Stored data
• • •

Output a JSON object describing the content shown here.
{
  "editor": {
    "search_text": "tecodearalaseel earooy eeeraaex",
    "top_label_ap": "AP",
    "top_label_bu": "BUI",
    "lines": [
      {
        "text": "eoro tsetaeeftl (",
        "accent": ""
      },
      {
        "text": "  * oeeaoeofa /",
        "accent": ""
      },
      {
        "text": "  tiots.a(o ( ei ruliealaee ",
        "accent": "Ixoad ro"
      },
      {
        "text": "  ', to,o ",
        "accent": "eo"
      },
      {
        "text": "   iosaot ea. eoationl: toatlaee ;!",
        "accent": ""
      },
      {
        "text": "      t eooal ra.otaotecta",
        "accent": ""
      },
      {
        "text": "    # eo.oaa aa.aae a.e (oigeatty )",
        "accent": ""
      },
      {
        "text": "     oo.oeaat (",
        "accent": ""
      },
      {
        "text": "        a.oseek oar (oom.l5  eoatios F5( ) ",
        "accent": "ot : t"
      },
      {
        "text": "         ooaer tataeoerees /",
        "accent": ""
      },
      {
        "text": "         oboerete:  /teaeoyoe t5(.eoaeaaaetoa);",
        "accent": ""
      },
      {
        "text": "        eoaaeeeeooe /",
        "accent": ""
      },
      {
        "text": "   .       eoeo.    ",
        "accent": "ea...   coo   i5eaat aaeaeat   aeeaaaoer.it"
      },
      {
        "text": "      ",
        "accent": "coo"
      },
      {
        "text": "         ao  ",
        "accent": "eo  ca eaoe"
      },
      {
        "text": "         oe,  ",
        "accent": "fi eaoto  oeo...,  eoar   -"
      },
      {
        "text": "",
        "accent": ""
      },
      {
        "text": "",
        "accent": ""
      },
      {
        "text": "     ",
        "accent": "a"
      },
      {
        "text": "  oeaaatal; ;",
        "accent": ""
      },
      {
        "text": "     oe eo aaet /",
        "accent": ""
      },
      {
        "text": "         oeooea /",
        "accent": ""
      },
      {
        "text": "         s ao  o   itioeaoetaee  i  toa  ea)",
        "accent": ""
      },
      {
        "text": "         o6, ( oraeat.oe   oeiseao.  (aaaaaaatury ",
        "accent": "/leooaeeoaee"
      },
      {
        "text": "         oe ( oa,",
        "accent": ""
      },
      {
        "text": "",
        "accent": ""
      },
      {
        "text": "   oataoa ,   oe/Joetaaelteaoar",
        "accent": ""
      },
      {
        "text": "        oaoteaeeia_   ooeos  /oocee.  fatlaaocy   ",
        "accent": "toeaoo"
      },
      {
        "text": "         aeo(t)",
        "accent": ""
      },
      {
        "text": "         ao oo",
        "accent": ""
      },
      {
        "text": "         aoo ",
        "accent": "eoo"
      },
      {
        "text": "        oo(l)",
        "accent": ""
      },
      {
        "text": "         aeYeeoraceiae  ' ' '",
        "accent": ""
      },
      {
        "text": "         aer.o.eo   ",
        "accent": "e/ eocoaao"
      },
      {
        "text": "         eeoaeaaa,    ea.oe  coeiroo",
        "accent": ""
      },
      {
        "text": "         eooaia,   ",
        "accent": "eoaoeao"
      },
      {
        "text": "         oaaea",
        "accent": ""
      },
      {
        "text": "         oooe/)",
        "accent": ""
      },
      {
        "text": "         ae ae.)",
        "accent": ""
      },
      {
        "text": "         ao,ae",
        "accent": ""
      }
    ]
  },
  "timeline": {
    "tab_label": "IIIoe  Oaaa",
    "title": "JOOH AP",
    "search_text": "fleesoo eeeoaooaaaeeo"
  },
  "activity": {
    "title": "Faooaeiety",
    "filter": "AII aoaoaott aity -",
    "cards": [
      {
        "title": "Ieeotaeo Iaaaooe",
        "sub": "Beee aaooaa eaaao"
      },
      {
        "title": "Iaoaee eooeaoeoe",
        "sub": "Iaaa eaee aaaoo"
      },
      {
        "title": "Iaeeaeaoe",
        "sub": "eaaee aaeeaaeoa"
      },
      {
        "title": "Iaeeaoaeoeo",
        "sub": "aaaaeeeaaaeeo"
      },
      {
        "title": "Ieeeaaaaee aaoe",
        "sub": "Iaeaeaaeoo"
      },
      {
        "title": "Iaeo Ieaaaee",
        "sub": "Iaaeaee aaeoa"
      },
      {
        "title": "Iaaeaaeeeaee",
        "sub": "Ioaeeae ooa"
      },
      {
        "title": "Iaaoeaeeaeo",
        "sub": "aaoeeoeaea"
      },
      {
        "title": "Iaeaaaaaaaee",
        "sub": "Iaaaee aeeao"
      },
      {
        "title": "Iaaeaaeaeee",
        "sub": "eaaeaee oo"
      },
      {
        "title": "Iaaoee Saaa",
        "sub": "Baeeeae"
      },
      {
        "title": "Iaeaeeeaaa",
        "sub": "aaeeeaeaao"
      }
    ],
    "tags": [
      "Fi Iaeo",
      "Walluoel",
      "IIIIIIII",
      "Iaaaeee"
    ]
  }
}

• • •

◆ Objective: Please output the complete data exactly.

◆ Solution:
Output a JSON object describing the content shown here.
{
  "editor": {
    "search_text": "tecodearalaseel earooy eeeraaex",
    "top_label_ap": "AP",
    "top_label_bu": "BUI",
    "lines": [
      {
        "text": "eoro tsetaeeftl (",
        "accent": ""
      },
      {
        "text": "  * oeeaoeofa /",
        "accent": ""
      },
      {
        "text": "  tiots.a(o ( ei ruliealaee ",
        "accent": "Ixoad ro"
      },
      {
        "text": "  ', to,o ",
        "accent": "eo"
      },
      {
        "text": "   iosaot ea. eoationl: toatlaee ;!",
        "accent": ""
      },
      {
        "text": "      t eooal ra.otaotecta",
        "accent": ""
      },
      {
        "text": "    # eo.oaa aa.aae a.e (oigeatty )",
        "accent": ""
      },
      {
        "text": "     oo.oeaat (",
        "accent": ""
      },
      {
        "text": "        a.oseek oar (oom.l5  eoatios F5( ) ",
        "accent": "ot : t"
      },
      {
        "text": "         ooaer tataeoerees /",
        "accent": ""
      },
      {
        "text": "         oboerete:  /teaeoyoe t5(.eoaeaaaetoa);",
        "accent": ""
      },
      {
        "text": "        eoaaeeeeooe /",
        "accent": ""
      },
      {
        "text": "   .       eoeo.    ",
        "accent": "ea...   coo   i5eaat aaeaeat   aeeaaaoer.it"
      },
      {
        "text": "      ",
        "accent": "coo"
      },
      {
        "text": "         ao  ",
        "accent": "eo  ca eaoe"
      },
      {
        "text": "         oe,  ",
        "accent": "fi eaoto  oeo...,  eoar   -"
      },
      {
        "text": "",
        "accent": ""
      },
      {
        "text": "",
        "accent": ""
      },
      {
        "text": "     ",
        "accent": "a"
      },
      {
        "text": "  oeaaatal; ;",
        "accent": ""
      },
      {
        "text": "     oe eo aaet /",
        "accent": ""
      },
      {
        "text": "         oeooea /",
        "accent": ""
      },
      {
        "text": "         s ao  o   itioeaoetaee  i  toa  ea)",
        "accent": ""
      },
      {
        "text": "         o6, ( oraeat.oe   oeiseao.  (aaaaaaatury ",
        "accent": "/leooaeeoaee"
      },
      {
        "text": "         oe ( oa,",
        "accent": ""
      },
      {
        "text": "",
        "accent": ""
      },
      {
        "text": "   oataoa ,   oe/Joetaaelteaoar",
        "accent": ""
      },
      {
        "text": "        oaoteaeeia_   ooeos  /oocee.  fatlaaocy   ",
        "accent": "toeaoo"
      },
      {
        "text": "         aeo(t)",
        "accent": ""
      },
      {
        "text": "         ao oo",
        "accent": ""
      },
      {
        "text": "         aoo ",
        "accent": "eoo"
      },
      {
        "text": "        oo(l)",
        "accent": ""
      },
      {
        "text": "         aeYeeoraceiae  ' ' '",
        "accent": ""
      },
      {
        "text": "         aer.o.eo   ",
        "accent": "e/ eocoaao"
      },
      {
        "text": "         eeoaeaaa,    ea.oe  coeiroo",
        "accent": ""
      },
      {
        "text": "         eooaia,   ",
        "accent": "eoaoeao"
      },
      {
        "text": "         oaaea",
        "accent": ""
      },
      {
        "text": "         oooe/)",
        "accent": ""
      },
      {
        "text": "         ae ae.)",
        "accent": ""
      },
      {
        "text": "         ao,ae",
        "accent": ""
      }
    ]
  },
  "timeline": {
    "tab_label": "IIIoe  Oaaa",
    "title": "JOOH AP",
    "search_text": "fleesoo eeeoaooaaaeeo"
  },
  "activity": {
    "title": "Faooaeiety",
    "filter": "AII aoaoaott aity -",
    "cards": [
      {
        "title": "Ieeotaeo Iaaaooe",
        "sub": "Beee aaooaa eaaao"
      },
      {
        "title": "Iaoaee eooeaoeoe",
        "sub": "Iaaa eaee aaaoo"
      },
      {
        "title": "Iaeeaeaoe",
        "sub": "eaaee aaeeaaeoa"
      },
      {
        "title": "Iaeeaoaeoeo",
        "sub": "aaaaeeeaaaeeo"
      },
      {
        "title": "Ieeeaaaaee aaoe",
        "sub": "Iaeaeaaeoo"
      },
      {
        "title": "Iaeo Ieaaaee",
        "sub": "Iaaeaee aaeoa"
      },
      {
        "title": "Iaaeaaeeeaee",
        "sub": "Ioaeeae ooa"
      },
      {
        "title": "Iaaoeaeeaeo",
        "sub": "aaoeeoeaea"
      },
      {
        "title": "Iaeaaaaaaaee",
        "sub": "Iaaaee aeeao"
      },
      {
        "title": "Iaaeaaeaeee",
        "sub": "eaaeaee oo"
      },
      {
        "title": "Iaaoee Saaa",
        "sub": "Baeeeae"
      },
      {
        "title": "Iaeaeeeaaa",
        "sub": "aaeeeaeaao"
      }
    ],
    "tags": [
      "Fi Iaeo",
      "Walluoel",
      "IIIIIIII",
      "Iaaaeee"
    ]
  }
}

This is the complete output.